INPUT:

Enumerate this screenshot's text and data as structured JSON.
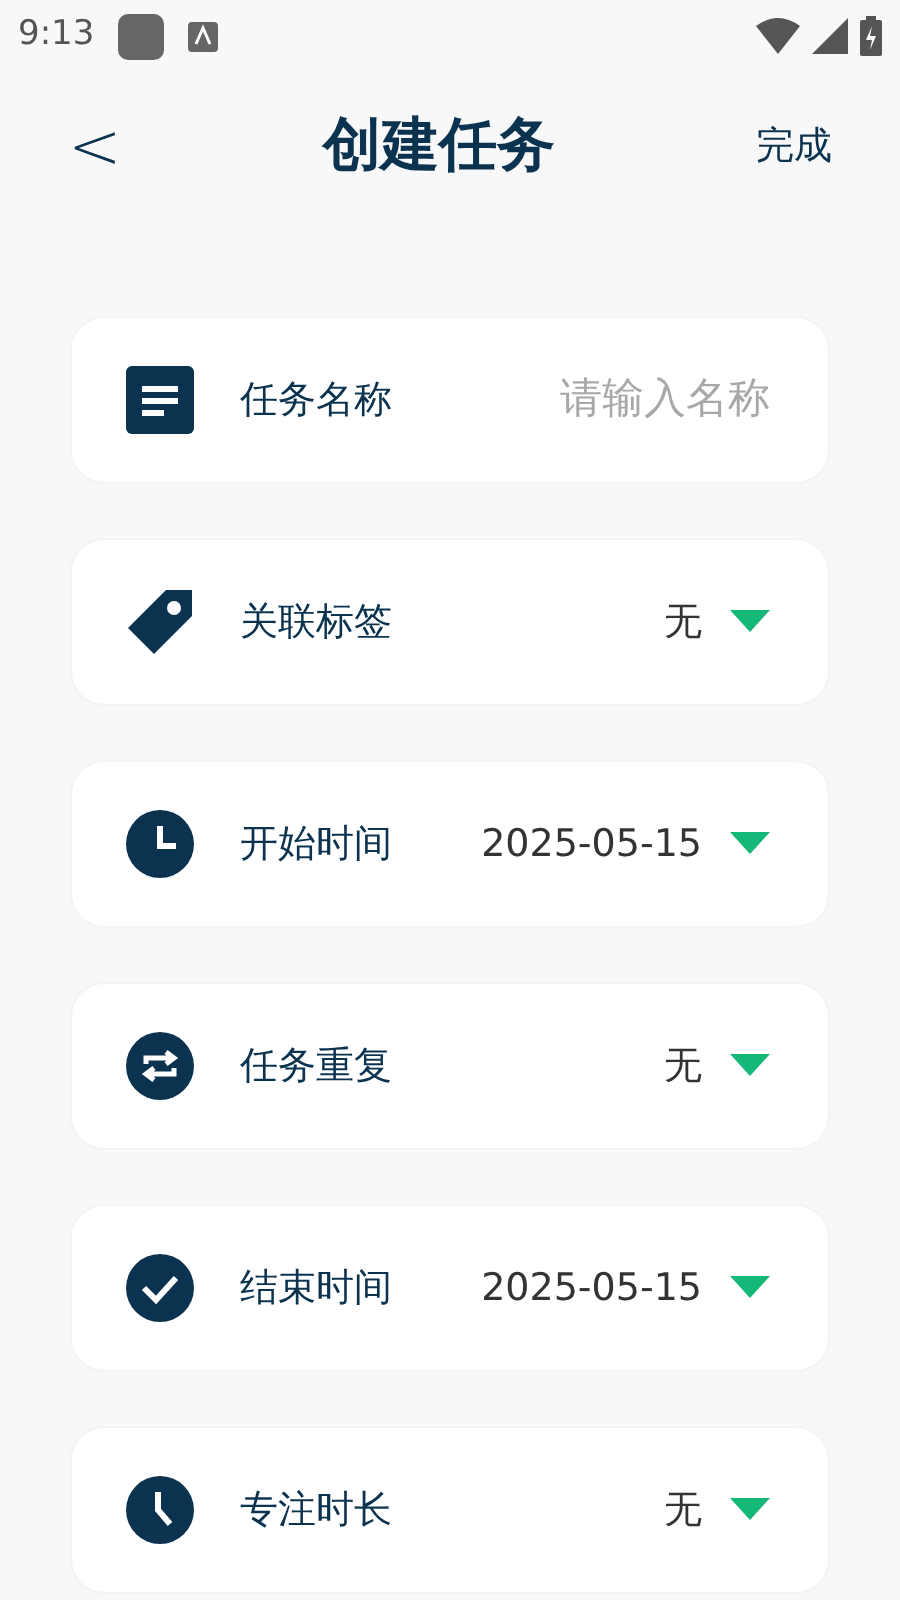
{
  "status_bar": {
    "time": "9:13"
  },
  "header": {
    "back": "<",
    "title": "创建任务",
    "action": "完成"
  },
  "rows": [
    {
      "kind": "input",
      "label": "任务名称",
      "placeholder": "请输入名称"
    },
    {
      "kind": "select",
      "label": "关联标签",
      "value": "无"
    },
    {
      "kind": "select",
      "label": "开始时间",
      "value": "2025-05-15"
    },
    {
      "kind": "select",
      "label": "任务重复",
      "value": "无"
    },
    {
      "kind": "select",
      "label": "结束时间",
      "value": "2025-05-15"
    },
    {
      "kind": "select",
      "label": "专注时长",
      "value": "无"
    }
  ]
}
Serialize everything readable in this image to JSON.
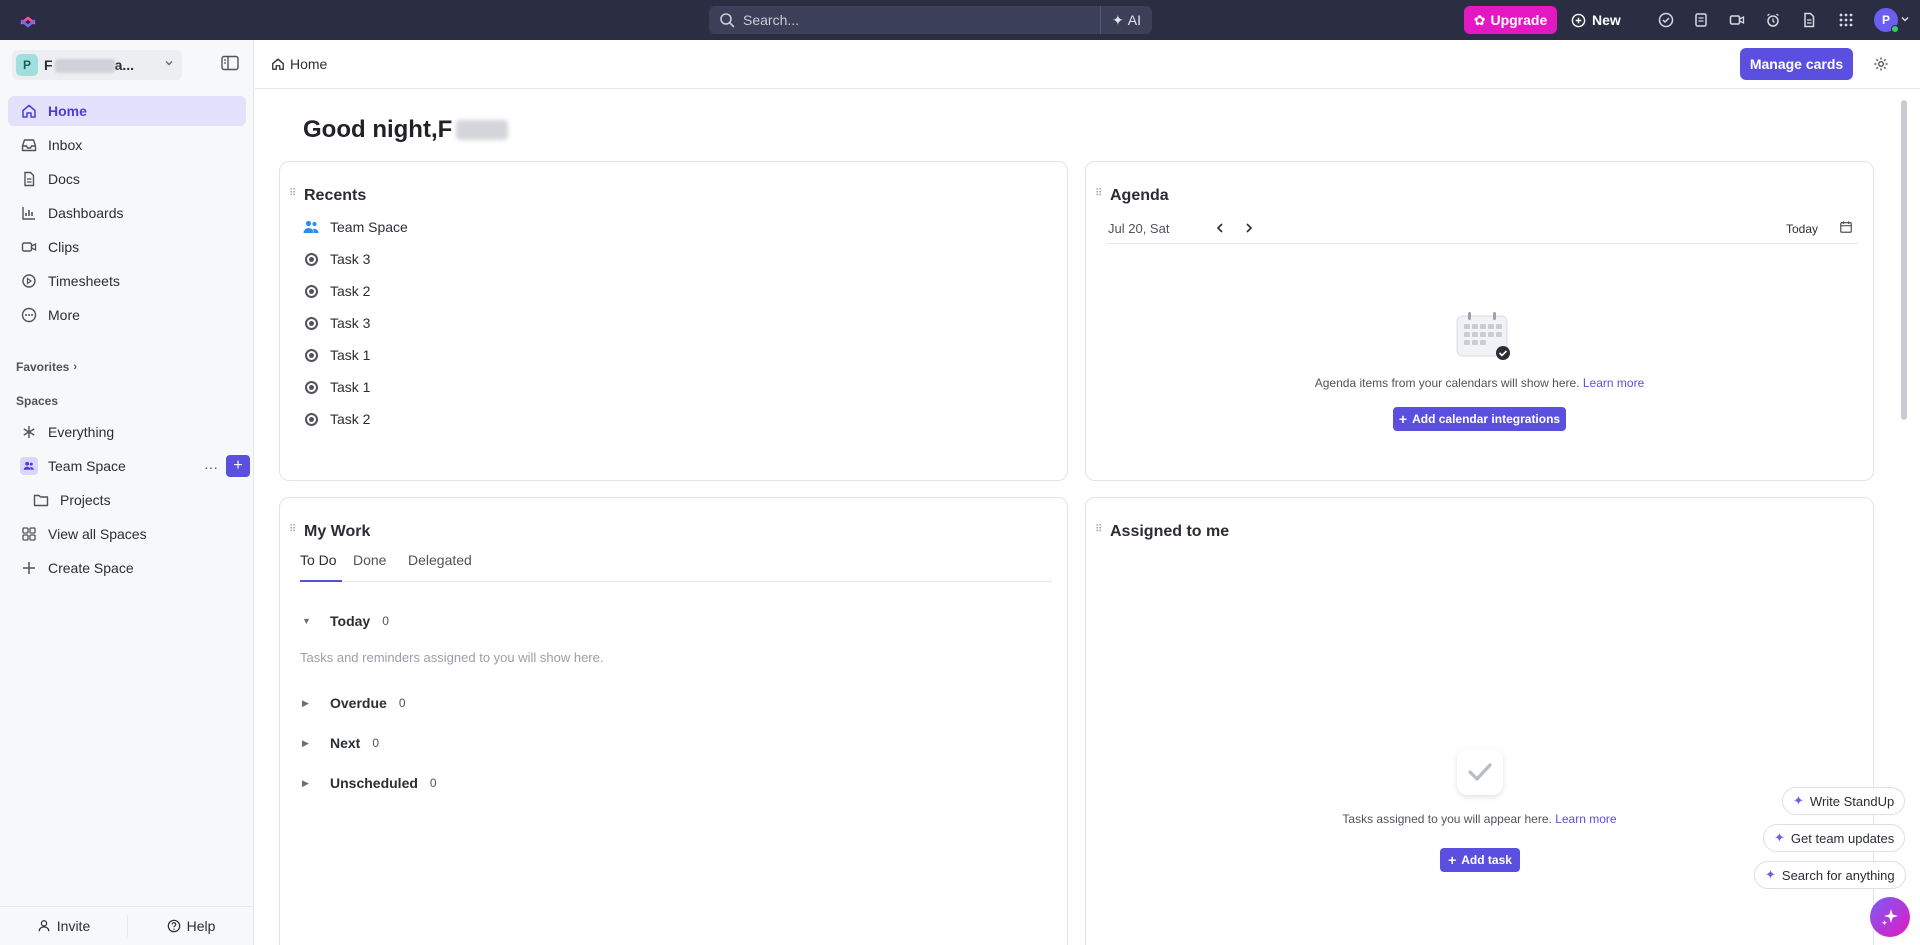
{
  "topbar": {
    "search_placeholder": "Search...",
    "ai_label": "AI",
    "upgrade_label": "Upgrade",
    "new_label": "New",
    "avatar_initial": "P"
  },
  "sidebar": {
    "workspace_initial": "P",
    "workspace_name_prefix": "F",
    "workspace_name_suffix": "a...",
    "nav": [
      {
        "label": "Home",
        "icon": "home-icon"
      },
      {
        "label": "Inbox",
        "icon": "inbox-icon"
      },
      {
        "label": "Docs",
        "icon": "docs-icon"
      },
      {
        "label": "Dashboards",
        "icon": "dashboard-icon"
      },
      {
        "label": "Clips",
        "icon": "video-icon"
      },
      {
        "label": "Timesheets",
        "icon": "timer-icon"
      },
      {
        "label": "More",
        "icon": "more-icon"
      }
    ],
    "favorites_label": "Favorites",
    "spaces_label": "Spaces",
    "spaces": {
      "everything": "Everything",
      "team_space": "Team Space",
      "projects": "Projects",
      "view_all": "View all Spaces",
      "create": "Create Space"
    },
    "invite_label": "Invite",
    "help_label": "Help"
  },
  "header": {
    "breadcrumb": "Home",
    "manage_cards": "Manage cards"
  },
  "greeting": {
    "text": "Good night, ",
    "name_initial": "F"
  },
  "recents": {
    "title": "Recents",
    "items": [
      {
        "label": "Team Space",
        "kind": "space"
      },
      {
        "label": "Task 3",
        "kind": "task"
      },
      {
        "label": "Task 2",
        "kind": "task"
      },
      {
        "label": "Task 3",
        "kind": "task"
      },
      {
        "label": "Task 1",
        "kind": "task"
      },
      {
        "label": "Task 1",
        "kind": "task"
      },
      {
        "label": "Task 2",
        "kind": "task"
      }
    ]
  },
  "agenda": {
    "title": "Agenda",
    "date": "Jul 20, Sat",
    "today_label": "Today",
    "empty_text": "Agenda items from your calendars will show here. ",
    "learn_more": "Learn more",
    "add_button": "Add calendar integrations"
  },
  "my_work": {
    "title": "My Work",
    "tabs": [
      "To Do",
      "Done",
      "Delegated"
    ],
    "groups": [
      {
        "label": "Today",
        "count": "0"
      },
      {
        "label": "Overdue",
        "count": "0"
      },
      {
        "label": "Next",
        "count": "0"
      },
      {
        "label": "Unscheduled",
        "count": "0"
      }
    ],
    "today_empty": "Tasks and reminders assigned to you will show here."
  },
  "assigned": {
    "title": "Assigned to me",
    "empty_text": "Tasks assigned to you will appear here. ",
    "learn_more": "Learn more",
    "add_button": "Add task"
  },
  "ai_actions": {
    "standup": "Write StandUp",
    "updates": "Get team updates",
    "search": "Search for anything"
  },
  "colors": {
    "accent": "#5b4fe0",
    "topbar": "#2b2d42",
    "upgrade": "#e318c3"
  }
}
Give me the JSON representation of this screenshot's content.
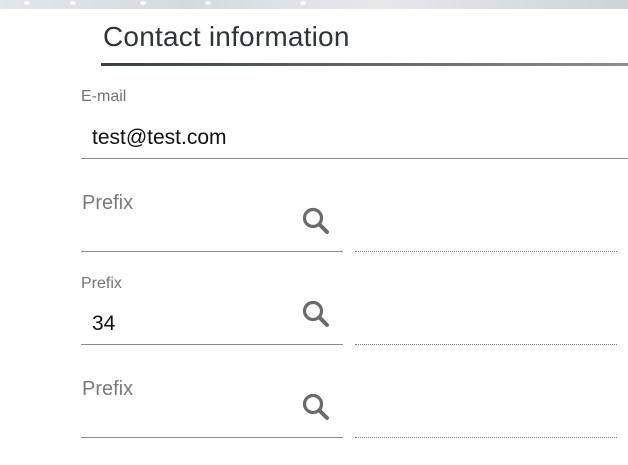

GIVEN REQUEST: Your task is to return the entries above exactly, with no pictures.

ANSWER:
Enumerate this screenshot's text and data as structured JSON.
{
  "status_bar": {
    "time": "9:13"
  },
  "header": {
    "back": "<",
    "title": "创建任务",
    "action": "完成"
  },
  "rows": [
    {
      "kind": "input",
      "label": "任务名称",
      "placeholder": "请输入名称"
    },
    {
      "kind": "select",
      "label": "关联标签",
      "value": "无"
    },
    {
      "kind": "select",
      "label": "开始时间",
      "value": "2025-05-15"
    },
    {
      "kind": "select",
      "label": "任务重复",
      "value": "无"
    },
    {
      "kind": "select",
      "label": "结束时间",
      "value": "2025-05-15"
    },
    {
      "kind": "select",
      "label": "专注时长",
      "value": "无"
    }
  ]
}
Serialize everything readable in this image to JSON.
{
  "topbar": {
    "search_placeholder": "Search...",
    "ai_label": "AI",
    "upgrade_label": "Upgrade",
    "new_label": "New",
    "avatar_initial": "P"
  },
  "sidebar": {
    "workspace_initial": "P",
    "workspace_name_prefix": "F",
    "workspace_name_suffix": "a...",
    "nav": [
      {
        "label": "Home",
        "icon": "home-icon"
      },
      {
        "label": "Inbox",
        "icon": "inbox-icon"
      },
      {
        "label": "Docs",
        "icon": "docs-icon"
      },
      {
        "label": "Dashboards",
        "icon": "dashboard-icon"
      },
      {
        "label": "Clips",
        "icon": "video-icon"
      },
      {
        "label": "Timesheets",
        "icon": "timer-icon"
      },
      {
        "label": "More",
        "icon": "more-icon"
      }
    ],
    "favorites_label": "Favorites",
    "spaces_label": "Spaces",
    "spaces": {
      "everything": "Everything",
      "team_space": "Team Space",
      "projects": "Projects",
      "view_all": "View all Spaces",
      "create": "Create Space"
    },
    "invite_label": "Invite",
    "help_label": "Help"
  },
  "header": {
    "breadcrumb": "Home",
    "manage_cards": "Manage cards"
  },
  "greeting": {
    "text": "Good night, ",
    "name_initial": "F"
  },
  "recents": {
    "title": "Recents",
    "items": [
      {
        "label": "Team Space",
        "kind": "space"
      },
      {
        "label": "Task 3",
        "kind": "task"
      },
      {
        "label": "Task 2",
        "kind": "task"
      },
      {
        "label": "Task 3",
        "kind": "task"
      },
      {
        "label": "Task 1",
        "kind": "task"
      },
      {
        "label": "Task 1",
        "kind": "task"
      },
      {
        "label": "Task 2",
        "kind": "task"
      }
    ]
  },
  "agenda": {
    "title": "Agenda",
    "date": "Jul 20, Sat",
    "today_label": "Today",
    "empty_text": "Agenda items from your calendars will show here. ",
    "learn_more": "Learn more",
    "add_button": "Add calendar integrations"
  },
  "my_work": {
    "title": "My Work",
    "tabs": [
      "To Do",
      "Done",
      "Delegated"
    ],
    "groups": [
      {
        "label": "Today",
        "count": "0"
      },
      {
        "label": "Overdue",
        "count": "0"
      },
      {
        "label": "Next",
        "count": "0"
      },
      {
        "label": "Unscheduled",
        "count": "0"
      }
    ],
    "today_empty": "Tasks and reminders assigned to you will show here."
  },
  "assigned": {
    "title": "Assigned to me",
    "empty_text": "Tasks assigned to you will appear here. ",
    "learn_more": "Learn more",
    "add_button": "Add task"
  },
  "ai_actions": {
    "standup": "Write StandUp",
    "updates": "Get team updates",
    "search": "Search for anything"
  },
  "colors": {
    "accent": "#5b4fe0",
    "topbar": "#2b2d42",
    "upgrade": "#e318c3"
  }
}
Give me the JSON representation of this screenshot's content.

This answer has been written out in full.